▶ **Extracted material**
-- start --

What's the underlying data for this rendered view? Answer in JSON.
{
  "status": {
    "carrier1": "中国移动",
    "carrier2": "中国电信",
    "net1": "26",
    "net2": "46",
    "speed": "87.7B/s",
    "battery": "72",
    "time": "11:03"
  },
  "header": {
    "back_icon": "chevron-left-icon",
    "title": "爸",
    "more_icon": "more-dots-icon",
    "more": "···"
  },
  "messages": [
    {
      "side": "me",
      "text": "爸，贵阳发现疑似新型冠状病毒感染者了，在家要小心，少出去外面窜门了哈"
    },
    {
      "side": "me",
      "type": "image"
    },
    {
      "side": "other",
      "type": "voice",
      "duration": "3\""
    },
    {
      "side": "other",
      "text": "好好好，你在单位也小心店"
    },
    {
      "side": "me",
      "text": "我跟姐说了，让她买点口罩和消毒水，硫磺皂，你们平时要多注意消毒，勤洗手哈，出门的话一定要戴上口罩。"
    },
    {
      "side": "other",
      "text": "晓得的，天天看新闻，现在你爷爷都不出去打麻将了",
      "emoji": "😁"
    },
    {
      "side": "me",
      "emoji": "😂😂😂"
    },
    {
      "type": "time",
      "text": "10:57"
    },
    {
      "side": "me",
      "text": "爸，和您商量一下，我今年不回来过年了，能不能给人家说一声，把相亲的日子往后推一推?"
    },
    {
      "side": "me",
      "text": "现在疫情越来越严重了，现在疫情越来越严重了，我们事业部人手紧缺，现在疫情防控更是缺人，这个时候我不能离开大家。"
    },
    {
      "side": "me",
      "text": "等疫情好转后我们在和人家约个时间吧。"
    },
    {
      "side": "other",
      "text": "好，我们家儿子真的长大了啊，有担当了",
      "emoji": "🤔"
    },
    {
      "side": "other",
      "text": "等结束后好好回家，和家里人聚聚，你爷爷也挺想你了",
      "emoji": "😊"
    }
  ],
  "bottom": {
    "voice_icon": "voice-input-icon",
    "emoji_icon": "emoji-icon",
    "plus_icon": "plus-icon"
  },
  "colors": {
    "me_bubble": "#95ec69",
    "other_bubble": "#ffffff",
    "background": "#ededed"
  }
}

-- end --

▶ **Exercise task**
Where a line contains "text", copy that line.

▶ **Answer in full**
      "text": "爸，贵阳发现疑似新型冠状病毒感染者了，在家要小心，少出去外面窜门了哈"
      "text": "好好好，你在单位也小心店"
      "text": "我跟姐说了，让她买点口罩和消毒水，硫磺皂，你们平时要多注意消毒，勤洗手哈，出门的话一定要戴上口罩。"
      "text": "晓得的，天天看新闻，现在你爷爷都不出去打麻将了",
      "text": "10:57"
      "text": "爸，和您商量一下，我今年不回来过年了，能不能给人家说一声，把相亲的日子往后推一推?"
      "text": "现在疫情越来越严重了，现在疫情越来越严重了，我们事业部人手紧缺，现在疫情防控更是缺人，这个时候我不能离开大家。"
      "text": "等疫情好转后我们在和人家约个时间吧。"
      "text": "好，我们家儿子真的长大了啊，有担当了",
      "text": "等结束后好好回家，和家里人聚聚，你爷爷也挺想你了",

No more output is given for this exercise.